WHAT YOU WILL DO: The data below is to be returned in full and exactly.
* START DATA *
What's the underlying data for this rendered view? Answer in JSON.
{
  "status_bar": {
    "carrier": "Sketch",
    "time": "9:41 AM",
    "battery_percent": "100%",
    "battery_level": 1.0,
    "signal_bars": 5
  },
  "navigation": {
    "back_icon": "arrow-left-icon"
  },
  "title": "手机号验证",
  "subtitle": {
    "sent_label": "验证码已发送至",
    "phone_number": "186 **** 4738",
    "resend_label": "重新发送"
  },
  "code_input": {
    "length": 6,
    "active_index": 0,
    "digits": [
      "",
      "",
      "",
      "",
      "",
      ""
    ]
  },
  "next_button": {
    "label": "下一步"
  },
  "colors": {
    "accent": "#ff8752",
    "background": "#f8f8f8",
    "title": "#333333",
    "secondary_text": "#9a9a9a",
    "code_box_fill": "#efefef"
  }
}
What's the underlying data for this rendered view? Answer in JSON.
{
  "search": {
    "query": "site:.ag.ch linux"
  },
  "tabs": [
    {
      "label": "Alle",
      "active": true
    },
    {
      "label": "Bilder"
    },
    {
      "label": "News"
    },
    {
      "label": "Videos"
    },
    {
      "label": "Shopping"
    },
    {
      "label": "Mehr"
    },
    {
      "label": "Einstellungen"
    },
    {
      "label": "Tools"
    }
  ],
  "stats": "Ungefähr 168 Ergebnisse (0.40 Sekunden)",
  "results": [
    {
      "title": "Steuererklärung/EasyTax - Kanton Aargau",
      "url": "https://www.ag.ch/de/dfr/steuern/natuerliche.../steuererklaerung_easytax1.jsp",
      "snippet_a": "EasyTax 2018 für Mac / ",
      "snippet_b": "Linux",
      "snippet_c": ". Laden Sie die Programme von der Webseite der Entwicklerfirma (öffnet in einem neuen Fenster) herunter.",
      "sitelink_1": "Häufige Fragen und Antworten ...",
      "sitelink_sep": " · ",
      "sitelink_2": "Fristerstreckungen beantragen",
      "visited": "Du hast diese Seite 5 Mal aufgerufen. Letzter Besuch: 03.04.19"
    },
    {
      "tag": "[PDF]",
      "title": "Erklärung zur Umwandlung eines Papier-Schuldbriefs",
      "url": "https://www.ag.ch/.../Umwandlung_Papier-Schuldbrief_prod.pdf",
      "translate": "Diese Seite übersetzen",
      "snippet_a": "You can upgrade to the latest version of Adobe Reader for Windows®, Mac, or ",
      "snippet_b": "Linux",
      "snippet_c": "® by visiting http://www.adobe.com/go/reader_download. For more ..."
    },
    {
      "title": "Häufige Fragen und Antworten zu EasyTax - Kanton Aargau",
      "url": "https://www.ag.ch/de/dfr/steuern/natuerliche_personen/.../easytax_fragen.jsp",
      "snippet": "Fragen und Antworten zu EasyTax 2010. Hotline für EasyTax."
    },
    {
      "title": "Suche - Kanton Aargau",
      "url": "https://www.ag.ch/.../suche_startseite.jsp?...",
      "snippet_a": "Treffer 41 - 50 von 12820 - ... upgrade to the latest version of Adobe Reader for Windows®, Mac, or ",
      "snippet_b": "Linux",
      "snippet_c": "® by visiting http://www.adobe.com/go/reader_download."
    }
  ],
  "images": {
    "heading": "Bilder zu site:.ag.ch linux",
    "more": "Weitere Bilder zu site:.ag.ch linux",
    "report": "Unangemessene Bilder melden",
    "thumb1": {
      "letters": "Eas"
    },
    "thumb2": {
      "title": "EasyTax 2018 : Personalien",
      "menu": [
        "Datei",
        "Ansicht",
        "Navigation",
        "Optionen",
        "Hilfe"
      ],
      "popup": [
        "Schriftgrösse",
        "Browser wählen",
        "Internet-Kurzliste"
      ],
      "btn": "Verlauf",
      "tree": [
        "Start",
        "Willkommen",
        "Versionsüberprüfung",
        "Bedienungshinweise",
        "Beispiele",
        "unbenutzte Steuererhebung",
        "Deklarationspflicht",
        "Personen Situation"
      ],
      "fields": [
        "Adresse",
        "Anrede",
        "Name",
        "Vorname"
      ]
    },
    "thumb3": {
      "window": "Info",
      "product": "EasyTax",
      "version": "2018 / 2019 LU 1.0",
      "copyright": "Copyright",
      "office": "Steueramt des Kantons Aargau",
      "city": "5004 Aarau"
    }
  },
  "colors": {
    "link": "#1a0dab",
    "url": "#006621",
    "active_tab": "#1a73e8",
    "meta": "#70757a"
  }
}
* END DATA *
FULL RESPONSE:
What's the underlying data for this rendered view? Answer in JSON.
{
  "status_bar": {
    "carrier": "Sketch",
    "time": "9:41 AM",
    "battery_percent": "100%",
    "battery_level": 1.0,
    "signal_bars": 5
  },
  "navigation": {
    "back_icon": "arrow-left-icon"
  },
  "title": "手机号验证",
  "subtitle": {
    "sent_label": "验证码已发送至",
    "phone_number": "186 **** 4738",
    "resend_label": "重新发送"
  },
  "code_input": {
    "length": 6,
    "active_index": 0,
    "digits": [
      "",
      "",
      "",
      "",
      "",
      ""
    ]
  },
  "next_button": {
    "label": "下一步"
  },
  "colors": {
    "accent": "#ff8752",
    "background": "#f8f8f8",
    "title": "#333333",
    "secondary_text": "#9a9a9a",
    "code_box_fill": "#efefef"
  }
}
What's the underlying data for this rendered view? Answer in JSON.
{
  "search": {
    "query": "site:.ag.ch linux"
  },
  "tabs": [
    {
      "label": "Alle",
      "active": true
    },
    {
      "label": "Bilder"
    },
    {
      "label": "News"
    },
    {
      "label": "Videos"
    },
    {
      "label": "Shopping"
    },
    {
      "label": "Mehr"
    },
    {
      "label": "Einstellungen"
    },
    {
      "label": "Tools"
    }
  ],
  "stats": "Ungefähr 168 Ergebnisse (0.40 Sekunden)",
  "results": [
    {
      "title": "Steuererklärung/EasyTax - Kanton Aargau",
      "url": "https://www.ag.ch/de/dfr/steuern/natuerliche.../steuererklaerung_easytax1.jsp",
      "snippet_a": "EasyTax 2018 für Mac / ",
      "snippet_b": "Linux",
      "snippet_c": ". Laden Sie die Programme von der Webseite der Entwicklerfirma (öffnet in einem neuen Fenster) herunter.",
      "sitelink_1": "Häufige Fragen und Antworten ...",
      "sitelink_sep": " · ",
      "sitelink_2": "Fristerstreckungen beantragen",
      "visited": "Du hast diese Seite 5 Mal aufgerufen. Letzter Besuch: 03.04.19"
    },
    {
      "tag": "[PDF]",
      "title": "Erklärung zur Umwandlung eines Papier-Schuldbriefs",
      "url": "https://www.ag.ch/.../Umwandlung_Papier-Schuldbrief_prod.pdf",
      "translate": "Diese Seite übersetzen",
      "snippet_a": "You can upgrade to the latest version of Adobe Reader for Windows®, Mac, or ",
      "snippet_b": "Linux",
      "snippet_c": "® by visiting http://www.adobe.com/go/reader_download. For more ..."
    },
    {
      "title": "Häufige Fragen und Antworten zu EasyTax - Kanton Aargau",
      "url": "https://www.ag.ch/de/dfr/steuern/natuerliche_personen/.../easytax_fragen.jsp",
      "snippet": "Fragen und Antworten zu EasyTax 2010. Hotline für EasyTax."
    },
    {
      "title": "Suche - Kanton Aargau",
      "url": "https://www.ag.ch/.../suche_startseite.jsp?...",
      "snippet_a": "Treffer 41 - 50 von 12820 - ... upgrade to the latest version of Adobe Reader for Windows®, Mac, or ",
      "snippet_b": "Linux",
      "snippet_c": "® by visiting http://www.adobe.com/go/reader_download."
    }
  ],
  "images": {
    "heading": "Bilder zu site:.ag.ch linux",
    "more": "Weitere Bilder zu site:.ag.ch linux",
    "report": "Unangemessene Bilder melden",
    "thumb1": {
      "letters": "Eas"
    },
    "thumb2": {
      "title": "EasyTax 2018 : Personalien",
      "menu": [
        "Datei",
        "Ansicht",
        "Navigation",
        "Optionen",
        "Hilfe"
      ],
      "popup": [
        "Schriftgrösse",
        "Browser wählen",
        "Internet-Kurzliste"
      ],
      "btn": "Verlauf",
      "tree": [
        "Start",
        "Willkommen",
        "Versionsüberprüfung",
        "Bedienungshinweise",
        "Beispiele",
        "unbenutzte Steuererhebung",
        "Deklarationspflicht",
        "Personen Situation"
      ],
      "fields": [
        "Adresse",
        "Anrede",
        "Name",
        "Vorname"
      ]
    },
    "thumb3": {
      "window": "Info",
      "product": "EasyTax",
      "version": "2018 / 2019 LU 1.0",
      "copyright": "Copyright",
      "office": "Steueramt des Kantons Aargau",
      "city": "5004 Aarau"
    }
  },
  "colors": {
    "link": "#1a0dab",
    "url": "#006621",
    "active_tab": "#1a73e8",
    "meta": "#70757a"
  }
}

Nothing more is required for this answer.